■ Instruction:
Sort through the data and copy the lines holding the word "calendar".

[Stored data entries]

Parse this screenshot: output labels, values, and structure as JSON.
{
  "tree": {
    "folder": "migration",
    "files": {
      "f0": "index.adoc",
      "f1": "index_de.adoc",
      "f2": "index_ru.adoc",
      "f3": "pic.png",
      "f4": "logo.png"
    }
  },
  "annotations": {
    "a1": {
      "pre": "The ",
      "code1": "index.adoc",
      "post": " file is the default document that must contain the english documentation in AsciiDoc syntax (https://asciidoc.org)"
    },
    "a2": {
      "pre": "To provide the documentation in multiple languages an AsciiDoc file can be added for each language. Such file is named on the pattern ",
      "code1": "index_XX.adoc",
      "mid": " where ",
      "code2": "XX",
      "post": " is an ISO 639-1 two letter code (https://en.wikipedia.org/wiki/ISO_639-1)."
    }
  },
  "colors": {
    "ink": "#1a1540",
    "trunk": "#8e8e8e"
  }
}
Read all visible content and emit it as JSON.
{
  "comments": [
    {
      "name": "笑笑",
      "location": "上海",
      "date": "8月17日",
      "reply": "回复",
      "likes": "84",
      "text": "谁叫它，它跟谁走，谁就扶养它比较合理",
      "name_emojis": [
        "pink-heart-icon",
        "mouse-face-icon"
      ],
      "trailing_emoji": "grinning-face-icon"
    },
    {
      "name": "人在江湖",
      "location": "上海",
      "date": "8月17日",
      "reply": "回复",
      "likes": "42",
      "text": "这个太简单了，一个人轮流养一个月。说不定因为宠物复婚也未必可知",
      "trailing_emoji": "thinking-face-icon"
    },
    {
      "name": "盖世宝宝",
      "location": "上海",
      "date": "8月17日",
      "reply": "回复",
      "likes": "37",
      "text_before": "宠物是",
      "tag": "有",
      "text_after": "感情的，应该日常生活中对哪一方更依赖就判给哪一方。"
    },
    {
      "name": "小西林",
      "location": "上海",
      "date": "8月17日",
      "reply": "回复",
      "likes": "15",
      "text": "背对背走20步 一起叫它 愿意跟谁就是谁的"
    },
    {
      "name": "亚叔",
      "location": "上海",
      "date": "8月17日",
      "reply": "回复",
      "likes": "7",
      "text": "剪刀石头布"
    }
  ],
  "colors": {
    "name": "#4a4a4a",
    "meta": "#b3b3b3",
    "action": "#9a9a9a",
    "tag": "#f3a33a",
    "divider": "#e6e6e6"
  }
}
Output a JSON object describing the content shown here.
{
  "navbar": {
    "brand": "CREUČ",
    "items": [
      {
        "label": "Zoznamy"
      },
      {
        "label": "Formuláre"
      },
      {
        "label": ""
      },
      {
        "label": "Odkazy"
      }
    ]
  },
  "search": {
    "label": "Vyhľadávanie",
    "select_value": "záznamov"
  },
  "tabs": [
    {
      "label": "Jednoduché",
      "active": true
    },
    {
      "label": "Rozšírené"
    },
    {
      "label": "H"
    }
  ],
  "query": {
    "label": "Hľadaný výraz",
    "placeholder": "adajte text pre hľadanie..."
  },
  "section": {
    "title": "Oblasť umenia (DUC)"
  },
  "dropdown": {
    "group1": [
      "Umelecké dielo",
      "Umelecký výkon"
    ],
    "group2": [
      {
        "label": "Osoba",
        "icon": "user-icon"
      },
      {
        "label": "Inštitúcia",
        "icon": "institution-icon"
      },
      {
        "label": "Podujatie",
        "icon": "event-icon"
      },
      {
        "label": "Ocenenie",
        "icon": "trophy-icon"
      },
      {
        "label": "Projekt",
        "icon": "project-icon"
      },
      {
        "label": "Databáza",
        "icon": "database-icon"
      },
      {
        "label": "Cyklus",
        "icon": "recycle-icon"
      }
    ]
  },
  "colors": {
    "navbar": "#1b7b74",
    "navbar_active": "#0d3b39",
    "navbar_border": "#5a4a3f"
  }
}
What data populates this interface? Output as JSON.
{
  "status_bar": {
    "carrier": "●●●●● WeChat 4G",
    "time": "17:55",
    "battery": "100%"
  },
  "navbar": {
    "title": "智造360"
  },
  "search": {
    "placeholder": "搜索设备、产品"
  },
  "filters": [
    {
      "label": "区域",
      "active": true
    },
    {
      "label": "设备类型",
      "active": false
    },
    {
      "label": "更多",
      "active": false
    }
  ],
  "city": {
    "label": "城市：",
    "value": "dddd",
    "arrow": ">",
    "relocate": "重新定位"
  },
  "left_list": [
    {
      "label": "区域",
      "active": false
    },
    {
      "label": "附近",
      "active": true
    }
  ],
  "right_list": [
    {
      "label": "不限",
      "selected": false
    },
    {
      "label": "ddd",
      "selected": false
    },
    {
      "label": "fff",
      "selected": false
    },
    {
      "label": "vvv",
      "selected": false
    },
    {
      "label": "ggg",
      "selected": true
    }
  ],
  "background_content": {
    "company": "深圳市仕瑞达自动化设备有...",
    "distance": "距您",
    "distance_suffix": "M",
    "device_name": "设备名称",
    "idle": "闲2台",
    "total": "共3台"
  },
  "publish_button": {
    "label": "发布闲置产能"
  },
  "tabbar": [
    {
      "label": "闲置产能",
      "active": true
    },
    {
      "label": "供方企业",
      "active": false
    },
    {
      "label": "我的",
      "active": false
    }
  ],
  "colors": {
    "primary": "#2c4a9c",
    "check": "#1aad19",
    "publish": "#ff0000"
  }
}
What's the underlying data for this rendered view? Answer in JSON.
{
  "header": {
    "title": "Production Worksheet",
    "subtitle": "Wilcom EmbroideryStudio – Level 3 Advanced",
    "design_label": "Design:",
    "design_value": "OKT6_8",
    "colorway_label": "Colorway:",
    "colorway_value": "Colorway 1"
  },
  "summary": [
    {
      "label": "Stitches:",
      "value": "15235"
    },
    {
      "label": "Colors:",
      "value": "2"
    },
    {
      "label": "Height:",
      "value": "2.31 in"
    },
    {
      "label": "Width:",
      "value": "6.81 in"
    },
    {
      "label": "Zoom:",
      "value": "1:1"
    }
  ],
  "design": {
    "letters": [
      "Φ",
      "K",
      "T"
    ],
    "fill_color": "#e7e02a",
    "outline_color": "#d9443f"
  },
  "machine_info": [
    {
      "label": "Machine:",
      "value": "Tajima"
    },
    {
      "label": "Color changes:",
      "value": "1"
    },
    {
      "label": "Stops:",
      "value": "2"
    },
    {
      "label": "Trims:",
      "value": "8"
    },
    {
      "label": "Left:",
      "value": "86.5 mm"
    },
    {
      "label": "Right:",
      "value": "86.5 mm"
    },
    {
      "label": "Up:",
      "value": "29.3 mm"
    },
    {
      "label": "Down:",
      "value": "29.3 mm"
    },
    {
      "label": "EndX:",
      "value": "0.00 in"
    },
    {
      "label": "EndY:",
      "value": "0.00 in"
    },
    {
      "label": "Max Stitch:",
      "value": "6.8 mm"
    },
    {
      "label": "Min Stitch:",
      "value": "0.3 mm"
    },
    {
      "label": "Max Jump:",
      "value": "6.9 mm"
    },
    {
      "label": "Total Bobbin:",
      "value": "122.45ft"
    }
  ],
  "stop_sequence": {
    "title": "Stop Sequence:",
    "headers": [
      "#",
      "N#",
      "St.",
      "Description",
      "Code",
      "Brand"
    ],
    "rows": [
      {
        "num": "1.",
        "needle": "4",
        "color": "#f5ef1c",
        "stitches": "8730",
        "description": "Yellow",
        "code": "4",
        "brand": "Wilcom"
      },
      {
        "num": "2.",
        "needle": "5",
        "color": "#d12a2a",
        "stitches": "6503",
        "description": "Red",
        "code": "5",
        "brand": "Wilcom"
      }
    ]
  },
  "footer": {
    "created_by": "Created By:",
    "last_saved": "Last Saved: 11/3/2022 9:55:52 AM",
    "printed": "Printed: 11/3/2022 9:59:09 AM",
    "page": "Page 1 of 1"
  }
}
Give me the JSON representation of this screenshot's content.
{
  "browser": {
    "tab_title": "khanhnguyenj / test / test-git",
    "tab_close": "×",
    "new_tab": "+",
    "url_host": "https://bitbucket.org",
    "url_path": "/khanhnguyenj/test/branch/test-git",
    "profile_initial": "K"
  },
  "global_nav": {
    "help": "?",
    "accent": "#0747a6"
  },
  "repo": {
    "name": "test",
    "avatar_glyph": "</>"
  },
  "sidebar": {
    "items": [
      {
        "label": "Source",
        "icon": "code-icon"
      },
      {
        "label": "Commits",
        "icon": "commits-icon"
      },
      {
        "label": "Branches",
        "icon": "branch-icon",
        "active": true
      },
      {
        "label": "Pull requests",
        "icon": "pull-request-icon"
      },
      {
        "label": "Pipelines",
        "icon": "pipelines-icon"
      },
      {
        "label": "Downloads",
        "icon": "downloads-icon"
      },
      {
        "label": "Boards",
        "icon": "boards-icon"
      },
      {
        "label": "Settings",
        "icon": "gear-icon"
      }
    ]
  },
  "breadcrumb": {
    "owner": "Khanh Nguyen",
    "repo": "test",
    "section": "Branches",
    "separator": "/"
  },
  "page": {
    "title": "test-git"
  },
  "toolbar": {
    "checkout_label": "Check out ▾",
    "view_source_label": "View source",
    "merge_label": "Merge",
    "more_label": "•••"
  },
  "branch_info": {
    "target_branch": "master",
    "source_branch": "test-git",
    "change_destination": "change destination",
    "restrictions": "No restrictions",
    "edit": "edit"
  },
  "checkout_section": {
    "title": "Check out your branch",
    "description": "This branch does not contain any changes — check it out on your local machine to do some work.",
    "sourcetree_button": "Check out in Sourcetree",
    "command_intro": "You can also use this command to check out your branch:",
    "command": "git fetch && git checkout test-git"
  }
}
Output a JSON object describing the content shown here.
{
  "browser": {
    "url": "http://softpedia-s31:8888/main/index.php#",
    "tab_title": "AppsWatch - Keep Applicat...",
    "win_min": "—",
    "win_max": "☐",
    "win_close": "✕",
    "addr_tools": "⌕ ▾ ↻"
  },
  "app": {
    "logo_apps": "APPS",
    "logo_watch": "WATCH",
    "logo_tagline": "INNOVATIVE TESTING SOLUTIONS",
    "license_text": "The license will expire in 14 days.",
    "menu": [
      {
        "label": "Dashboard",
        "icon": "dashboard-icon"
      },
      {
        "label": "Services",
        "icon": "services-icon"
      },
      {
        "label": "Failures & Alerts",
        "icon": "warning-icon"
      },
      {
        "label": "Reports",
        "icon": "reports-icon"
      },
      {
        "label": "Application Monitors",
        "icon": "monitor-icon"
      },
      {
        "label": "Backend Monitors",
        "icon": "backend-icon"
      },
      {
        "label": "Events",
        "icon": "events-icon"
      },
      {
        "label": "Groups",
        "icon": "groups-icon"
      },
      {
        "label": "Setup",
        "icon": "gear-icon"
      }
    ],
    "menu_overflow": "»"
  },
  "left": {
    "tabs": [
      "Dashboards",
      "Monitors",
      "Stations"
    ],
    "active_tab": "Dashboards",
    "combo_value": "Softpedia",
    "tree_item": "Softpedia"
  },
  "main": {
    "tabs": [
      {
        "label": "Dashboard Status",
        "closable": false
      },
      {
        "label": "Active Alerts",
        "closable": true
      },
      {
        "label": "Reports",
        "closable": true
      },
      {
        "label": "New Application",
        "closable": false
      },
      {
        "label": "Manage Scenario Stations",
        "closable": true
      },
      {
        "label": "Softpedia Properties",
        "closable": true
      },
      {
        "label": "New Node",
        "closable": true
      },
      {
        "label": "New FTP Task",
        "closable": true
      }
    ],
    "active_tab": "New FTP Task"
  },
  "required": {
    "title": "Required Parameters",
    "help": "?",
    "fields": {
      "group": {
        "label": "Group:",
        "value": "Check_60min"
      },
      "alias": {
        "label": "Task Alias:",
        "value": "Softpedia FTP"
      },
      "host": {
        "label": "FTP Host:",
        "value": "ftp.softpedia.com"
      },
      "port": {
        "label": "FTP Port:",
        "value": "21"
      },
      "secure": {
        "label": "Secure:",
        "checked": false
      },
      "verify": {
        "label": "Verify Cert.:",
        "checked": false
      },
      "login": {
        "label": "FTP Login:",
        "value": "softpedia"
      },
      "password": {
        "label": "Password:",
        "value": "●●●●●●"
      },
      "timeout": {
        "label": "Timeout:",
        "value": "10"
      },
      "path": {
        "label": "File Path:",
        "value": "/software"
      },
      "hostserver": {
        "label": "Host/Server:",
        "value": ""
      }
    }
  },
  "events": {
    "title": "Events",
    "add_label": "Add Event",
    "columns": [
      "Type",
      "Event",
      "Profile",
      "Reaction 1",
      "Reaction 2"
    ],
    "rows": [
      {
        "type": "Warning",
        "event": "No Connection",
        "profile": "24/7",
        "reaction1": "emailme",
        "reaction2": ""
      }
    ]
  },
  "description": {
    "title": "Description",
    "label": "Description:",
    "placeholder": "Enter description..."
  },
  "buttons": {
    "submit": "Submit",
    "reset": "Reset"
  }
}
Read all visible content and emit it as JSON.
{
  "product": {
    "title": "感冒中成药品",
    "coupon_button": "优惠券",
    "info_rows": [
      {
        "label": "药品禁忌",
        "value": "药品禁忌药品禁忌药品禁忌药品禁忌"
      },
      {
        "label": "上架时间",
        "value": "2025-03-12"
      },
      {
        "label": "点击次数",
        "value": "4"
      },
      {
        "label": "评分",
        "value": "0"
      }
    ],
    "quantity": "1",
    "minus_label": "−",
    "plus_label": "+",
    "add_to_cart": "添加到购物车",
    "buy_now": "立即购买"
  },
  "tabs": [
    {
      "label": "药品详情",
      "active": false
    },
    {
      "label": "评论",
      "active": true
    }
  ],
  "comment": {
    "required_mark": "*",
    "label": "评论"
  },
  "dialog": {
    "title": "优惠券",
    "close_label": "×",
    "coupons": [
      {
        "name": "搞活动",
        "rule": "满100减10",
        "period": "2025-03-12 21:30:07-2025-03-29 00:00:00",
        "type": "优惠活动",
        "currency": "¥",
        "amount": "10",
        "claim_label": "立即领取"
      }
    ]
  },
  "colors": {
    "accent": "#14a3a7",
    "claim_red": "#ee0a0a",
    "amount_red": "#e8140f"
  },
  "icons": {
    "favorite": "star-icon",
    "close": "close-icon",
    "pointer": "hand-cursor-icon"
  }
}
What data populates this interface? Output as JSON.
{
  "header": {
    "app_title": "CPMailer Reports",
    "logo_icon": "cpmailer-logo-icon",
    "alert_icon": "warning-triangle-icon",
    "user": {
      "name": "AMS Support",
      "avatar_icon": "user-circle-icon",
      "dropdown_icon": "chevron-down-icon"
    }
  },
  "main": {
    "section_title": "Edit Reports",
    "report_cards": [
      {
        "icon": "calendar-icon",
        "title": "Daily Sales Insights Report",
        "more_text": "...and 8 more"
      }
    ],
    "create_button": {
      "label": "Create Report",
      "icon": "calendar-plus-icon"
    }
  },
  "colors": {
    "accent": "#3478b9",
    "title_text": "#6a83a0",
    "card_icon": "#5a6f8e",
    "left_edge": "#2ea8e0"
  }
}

■ In response:
        "icon": "calendar-icon",
      "icon": "calendar-plus-icon"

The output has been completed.